All of the data needs to be repeated exactly.
####################
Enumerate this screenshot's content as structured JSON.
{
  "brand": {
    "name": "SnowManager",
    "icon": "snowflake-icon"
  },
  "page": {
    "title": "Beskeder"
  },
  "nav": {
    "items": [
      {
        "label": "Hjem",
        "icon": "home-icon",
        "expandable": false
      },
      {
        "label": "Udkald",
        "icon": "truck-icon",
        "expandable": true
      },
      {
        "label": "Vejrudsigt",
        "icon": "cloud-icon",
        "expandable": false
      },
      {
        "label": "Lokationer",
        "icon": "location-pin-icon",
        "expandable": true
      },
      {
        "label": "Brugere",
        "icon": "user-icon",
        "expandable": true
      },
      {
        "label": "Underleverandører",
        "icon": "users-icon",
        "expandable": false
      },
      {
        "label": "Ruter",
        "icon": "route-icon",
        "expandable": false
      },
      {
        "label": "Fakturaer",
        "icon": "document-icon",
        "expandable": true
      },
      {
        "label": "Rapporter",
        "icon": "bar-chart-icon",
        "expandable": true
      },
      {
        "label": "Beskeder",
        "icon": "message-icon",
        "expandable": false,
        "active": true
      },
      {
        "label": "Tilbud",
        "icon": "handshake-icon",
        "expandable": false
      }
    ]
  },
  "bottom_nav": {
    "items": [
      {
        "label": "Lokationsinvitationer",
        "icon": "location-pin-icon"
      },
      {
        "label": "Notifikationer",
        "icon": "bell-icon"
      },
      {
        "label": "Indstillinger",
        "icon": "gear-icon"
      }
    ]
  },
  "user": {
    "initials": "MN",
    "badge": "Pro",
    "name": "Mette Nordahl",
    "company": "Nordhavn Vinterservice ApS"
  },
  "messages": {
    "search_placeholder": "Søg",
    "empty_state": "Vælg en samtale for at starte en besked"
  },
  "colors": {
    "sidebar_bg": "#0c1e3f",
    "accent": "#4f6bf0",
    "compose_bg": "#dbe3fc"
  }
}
####################
**Result of the task**
Enumerate this screenshot's content as structured JSON.
{
  "brand": {
    "name": "SnowManager",
    "icon": "snowflake-icon"
  },
  "page": {
    "title": "Beskeder"
  },
  "nav": {
    "items": [
      {
        "label": "Hjem",
        "icon": "home-icon",
        "expandable": false
      },
      {
        "label": "Udkald",
        "icon": "truck-icon",
        "expandable": true
      },
      {
        "label": "Vejrudsigt",
        "icon": "cloud-icon",
        "expandable": false
      },
      {
        "label": "Lokationer",
        "icon": "location-pin-icon",
        "expandable": true
      },
      {
        "label": "Brugere",
        "icon": "user-icon",
        "expandable": true
      },
      {
        "label": "Underleverandører",
        "icon": "users-icon",
        "expandable": false
      },
      {
        "label": "Ruter",
        "icon": "route-icon",
        "expandable": false
      },
      {
        "label": "Fakturaer",
        "icon": "document-icon",
        "expandable": true
      },
      {
        "label": "Rapporter",
        "icon": "bar-chart-icon",
        "expandable": true
      },
      {
        "label": "Beskeder",
        "icon": "message-icon",
        "expandable": false,
        "active": true
      },
      {
        "label": "Tilbud",
        "icon": "handshake-icon",
        "expandable": false
      }
    ]
  },
  "bottom_nav": {
    "items": [
      {
        "label": "Lokationsinvitationer",
        "icon": "location-pin-icon"
      },
      {
        "label": "Notifikationer",
        "icon": "bell-icon"
      },
      {
        "label": "Indstillinger",
        "icon": "gear-icon"
      }
    ]
  },
  "user": {
    "initials": "MN",
    "badge": "Pro",
    "name": "Mette Nordahl",
    "company": "Nordhavn Vinterservice ApS"
  },
  "messages": {
    "search_placeholder": "Søg",
    "empty_state": "Vælg en samtale for at starte en besked"
  },
  "colors": {
    "sidebar_bg": "#0c1e3f",
    "accent": "#4f6bf0",
    "compose_bg": "#dbe3fc"
  }
}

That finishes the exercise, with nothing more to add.